Set exercise - All of the listing below must be repeated word for word. Pictures are the only thing to omit.

Given information -
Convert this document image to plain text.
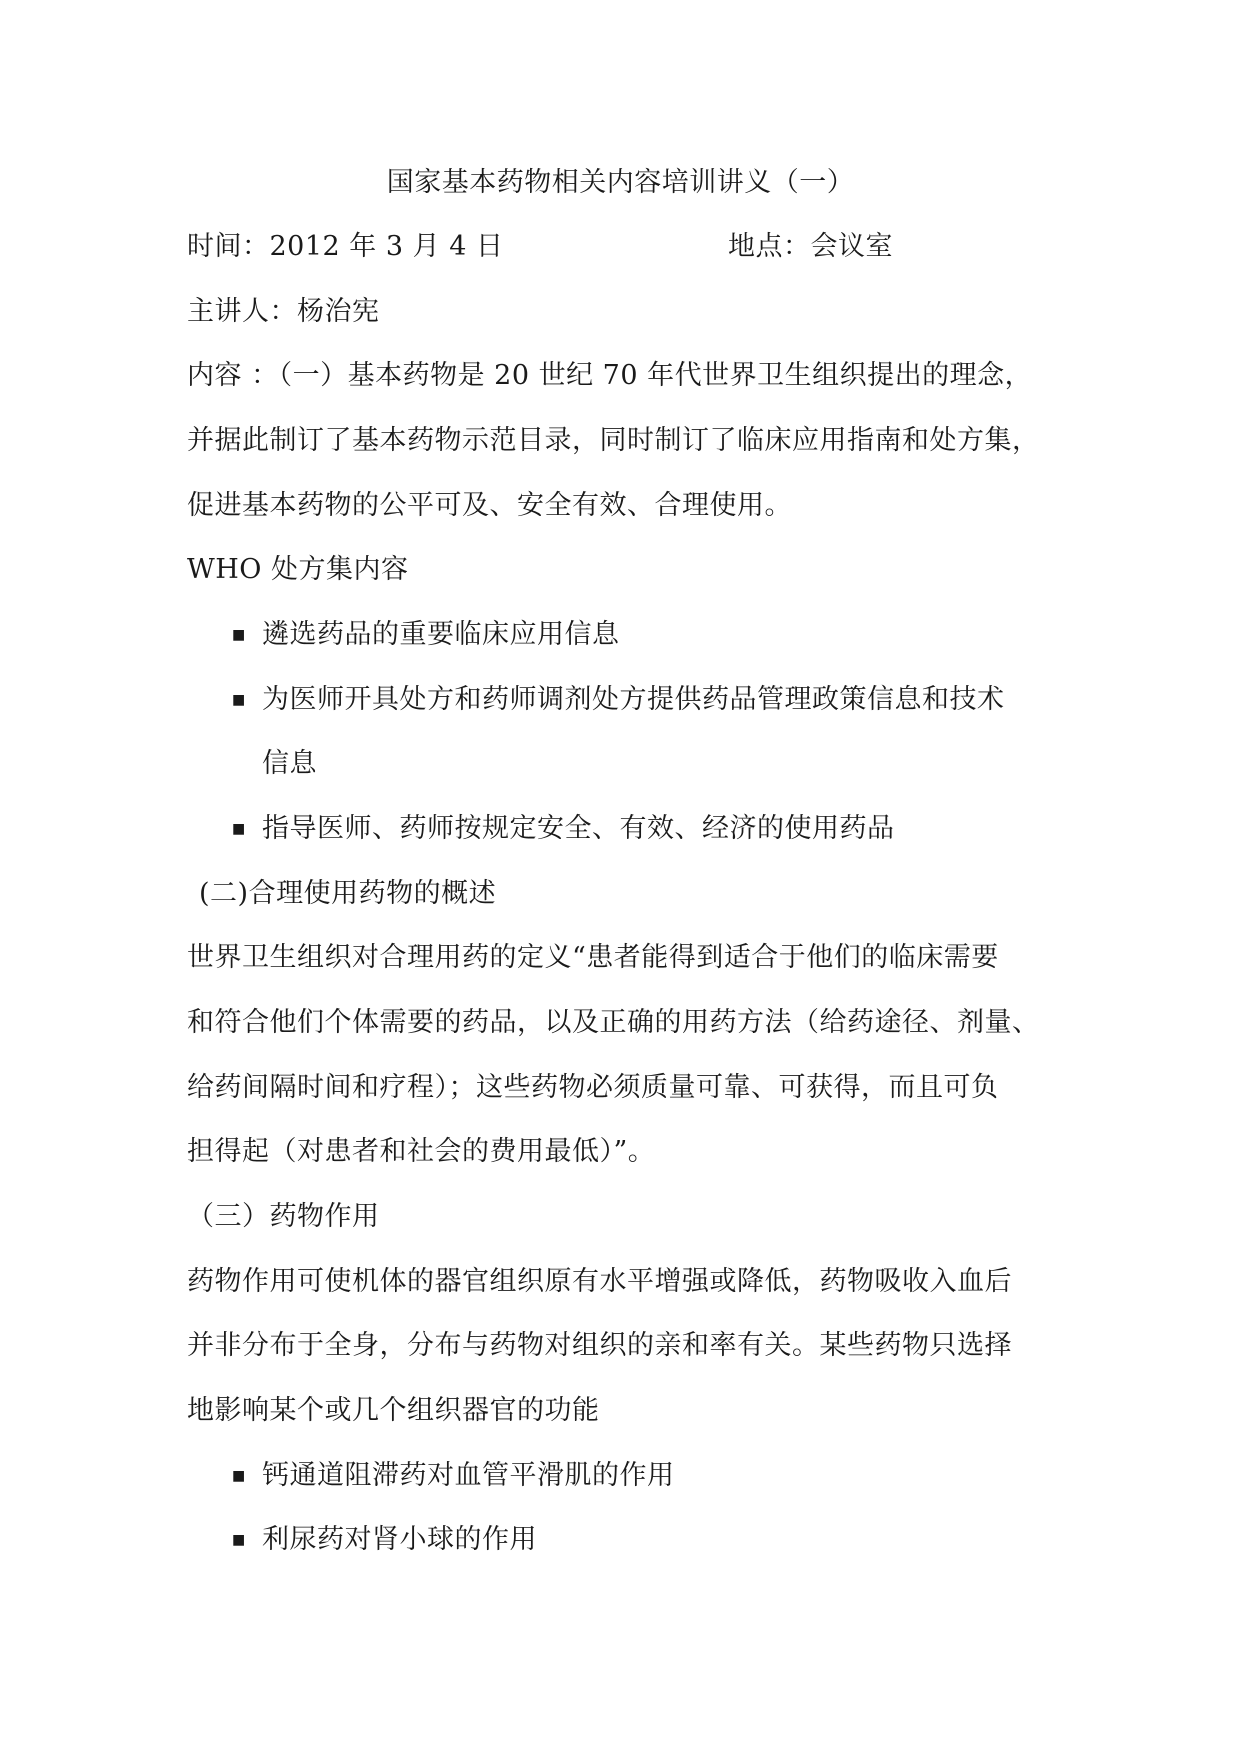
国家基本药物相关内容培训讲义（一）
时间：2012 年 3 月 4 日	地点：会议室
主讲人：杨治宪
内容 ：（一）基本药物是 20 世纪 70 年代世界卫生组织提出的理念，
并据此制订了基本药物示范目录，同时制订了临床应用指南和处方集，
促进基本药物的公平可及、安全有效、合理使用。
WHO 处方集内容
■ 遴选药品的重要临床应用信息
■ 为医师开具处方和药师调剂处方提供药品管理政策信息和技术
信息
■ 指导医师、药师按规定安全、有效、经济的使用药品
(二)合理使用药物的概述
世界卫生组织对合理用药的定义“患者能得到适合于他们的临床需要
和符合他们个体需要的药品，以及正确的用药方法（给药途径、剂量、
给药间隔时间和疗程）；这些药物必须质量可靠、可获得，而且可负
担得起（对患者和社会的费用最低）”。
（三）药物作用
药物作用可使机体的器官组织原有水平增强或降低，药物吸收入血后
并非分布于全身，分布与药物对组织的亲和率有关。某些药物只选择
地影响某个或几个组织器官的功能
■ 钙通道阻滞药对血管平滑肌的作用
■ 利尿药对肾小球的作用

Result for this exercise -
Convert this document image to plain text.
国家基本药物相关内容培训讲义（一）
时间：2012 年 3 月 4 日	地点：会议室
主讲人：杨治宪
内容 ：（一）基本药物是 20 世纪 70 年代世界卫生组织提出的理念，
并据此制订了基本药物示范目录，同时制订了临床应用指南和处方集，
促进基本药物的公平可及、安全有效、合理使用。
WHO 处方集内容
■ 遴选药品的重要临床应用信息
■ 为医师开具处方和药师调剂处方提供药品管理政策信息和技术
信息
■ 指导医师、药师按规定安全、有效、经济的使用药品
(二)合理使用药物的概述
世界卫生组织对合理用药的定义“患者能得到适合于他们的临床需要
和符合他们个体需要的药品，以及正确的用药方法（给药途径、剂量、
给药间隔时间和疗程）；这些药物必须质量可靠、可获得，而且可负
担得起（对患者和社会的费用最低）”。
（三）药物作用
药物作用可使机体的器官组织原有水平增强或降低，药物吸收入血后
并非分布于全身，分布与药物对组织的亲和率有关。某些药物只选择
地影响某个或几个组织器官的功能
■ 钙通道阻滞药对血管平滑肌的作用
■ 利尿药对肾小球的作用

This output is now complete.